RAW DATA –
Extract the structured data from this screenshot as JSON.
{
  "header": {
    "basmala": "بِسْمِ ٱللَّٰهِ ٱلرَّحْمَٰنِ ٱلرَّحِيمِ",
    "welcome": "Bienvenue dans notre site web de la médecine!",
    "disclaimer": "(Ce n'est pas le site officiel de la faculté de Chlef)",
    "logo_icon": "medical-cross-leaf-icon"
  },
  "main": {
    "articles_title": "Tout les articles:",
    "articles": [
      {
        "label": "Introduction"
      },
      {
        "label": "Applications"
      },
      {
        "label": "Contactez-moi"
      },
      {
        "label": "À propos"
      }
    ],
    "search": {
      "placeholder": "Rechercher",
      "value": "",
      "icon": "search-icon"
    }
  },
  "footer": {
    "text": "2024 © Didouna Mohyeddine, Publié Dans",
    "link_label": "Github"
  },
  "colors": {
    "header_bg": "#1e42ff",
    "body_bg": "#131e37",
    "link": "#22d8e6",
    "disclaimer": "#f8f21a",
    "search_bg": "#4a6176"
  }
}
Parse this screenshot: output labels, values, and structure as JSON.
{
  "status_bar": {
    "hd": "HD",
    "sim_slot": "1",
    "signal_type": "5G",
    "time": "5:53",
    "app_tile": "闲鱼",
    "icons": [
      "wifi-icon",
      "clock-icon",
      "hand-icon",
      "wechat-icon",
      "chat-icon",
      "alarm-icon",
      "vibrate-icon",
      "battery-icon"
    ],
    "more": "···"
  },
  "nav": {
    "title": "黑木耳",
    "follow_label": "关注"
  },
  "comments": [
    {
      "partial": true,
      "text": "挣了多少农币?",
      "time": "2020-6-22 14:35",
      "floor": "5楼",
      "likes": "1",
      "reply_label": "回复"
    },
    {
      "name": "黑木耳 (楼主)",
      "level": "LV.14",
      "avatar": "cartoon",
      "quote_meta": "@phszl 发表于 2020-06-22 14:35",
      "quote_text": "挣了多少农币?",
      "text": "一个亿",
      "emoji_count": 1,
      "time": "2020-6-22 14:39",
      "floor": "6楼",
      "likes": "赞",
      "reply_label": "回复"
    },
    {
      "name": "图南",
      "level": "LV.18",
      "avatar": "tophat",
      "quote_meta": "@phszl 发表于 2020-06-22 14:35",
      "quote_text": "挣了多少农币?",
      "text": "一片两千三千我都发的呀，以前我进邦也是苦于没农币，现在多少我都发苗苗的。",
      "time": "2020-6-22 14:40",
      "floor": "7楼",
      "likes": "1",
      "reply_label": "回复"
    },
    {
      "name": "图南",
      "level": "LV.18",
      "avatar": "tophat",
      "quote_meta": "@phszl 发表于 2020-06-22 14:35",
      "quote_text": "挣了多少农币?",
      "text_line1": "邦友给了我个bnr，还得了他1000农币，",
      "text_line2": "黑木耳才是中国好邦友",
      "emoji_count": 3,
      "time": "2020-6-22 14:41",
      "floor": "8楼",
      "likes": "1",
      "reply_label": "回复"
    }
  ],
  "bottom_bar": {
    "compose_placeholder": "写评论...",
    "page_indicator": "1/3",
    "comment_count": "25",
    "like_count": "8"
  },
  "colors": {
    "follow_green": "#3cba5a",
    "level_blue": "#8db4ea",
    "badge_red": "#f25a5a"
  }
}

WORK REQUIRED – Reproduce the full listing above, character for character.

THE RESULT –
Extract the structured data from this screenshot as JSON.
{
  "header": {
    "basmala": "بِسْمِ ٱللَّٰهِ ٱلرَّحْمَٰنِ ٱلرَّحِيمِ",
    "welcome": "Bienvenue dans notre site web de la médecine!",
    "disclaimer": "(Ce n'est pas le site officiel de la faculté de Chlef)",
    "logo_icon": "medical-cross-leaf-icon"
  },
  "main": {
    "articles_title": "Tout les articles:",
    "articles": [
      {
        "label": "Introduction"
      },
      {
        "label": "Applications"
      },
      {
        "label": "Contactez-moi"
      },
      {
        "label": "À propos"
      }
    ],
    "search": {
      "placeholder": "Rechercher",
      "value": "",
      "icon": "search-icon"
    }
  },
  "footer": {
    "text": "2024 © Didouna Mohyeddine, Publié Dans",
    "link_label": "Github"
  },
  "colors": {
    "header_bg": "#1e42ff",
    "body_bg": "#131e37",
    "link": "#22d8e6",
    "disclaimer": "#f8f21a",
    "search_bg": "#4a6176"
  }
}
Parse this screenshot: output labels, values, and structure as JSON.
{
  "status_bar": {
    "hd": "HD",
    "sim_slot": "1",
    "signal_type": "5G",
    "time": "5:53",
    "app_tile": "闲鱼",
    "icons": [
      "wifi-icon",
      "clock-icon",
      "hand-icon",
      "wechat-icon",
      "chat-icon",
      "alarm-icon",
      "vibrate-icon",
      "battery-icon"
    ],
    "more": "···"
  },
  "nav": {
    "title": "黑木耳",
    "follow_label": "关注"
  },
  "comments": [
    {
      "partial": true,
      "text": "挣了多少农币?",
      "time": "2020-6-22 14:35",
      "floor": "5楼",
      "likes": "1",
      "reply_label": "回复"
    },
    {
      "name": "黑木耳 (楼主)",
      "level": "LV.14",
      "avatar": "cartoon",
      "quote_meta": "@phszl 发表于 2020-06-22 14:35",
      "quote_text": "挣了多少农币?",
      "text": "一个亿",
      "emoji_count": 1,
      "time": "2020-6-22 14:39",
      "floor": "6楼",
      "likes": "赞",
      "reply_label": "回复"
    },
    {
      "name": "图南",
      "level": "LV.18",
      "avatar": "tophat",
      "quote_meta": "@phszl 发表于 2020-06-22 14:35",
      "quote_text": "挣了多少农币?",
      "text": "一片两千三千我都发的呀，以前我进邦也是苦于没农币，现在多少我都发苗苗的。",
      "time": "2020-6-22 14:40",
      "floor": "7楼",
      "likes": "1",
      "reply_label": "回复"
    },
    {
      "name": "图南",
      "level": "LV.18",
      "avatar": "tophat",
      "quote_meta": "@phszl 发表于 2020-06-22 14:35",
      "quote_text": "挣了多少农币?",
      "text_line1": "邦友给了我个bnr，还得了他1000农币，",
      "text_line2": "黑木耳才是中国好邦友",
      "emoji_count": 3,
      "time": "2020-6-22 14:41",
      "floor": "8楼",
      "likes": "1",
      "reply_label": "回复"
    }
  ],
  "bottom_bar": {
    "compose_placeholder": "写评论...",
    "page_indicator": "1/3",
    "comment_count": "25",
    "like_count": "8"
  },
  "colors": {
    "follow_green": "#3cba5a",
    "level_blue": "#8db4ea",
    "badge_red": "#f25a5a"
  }
}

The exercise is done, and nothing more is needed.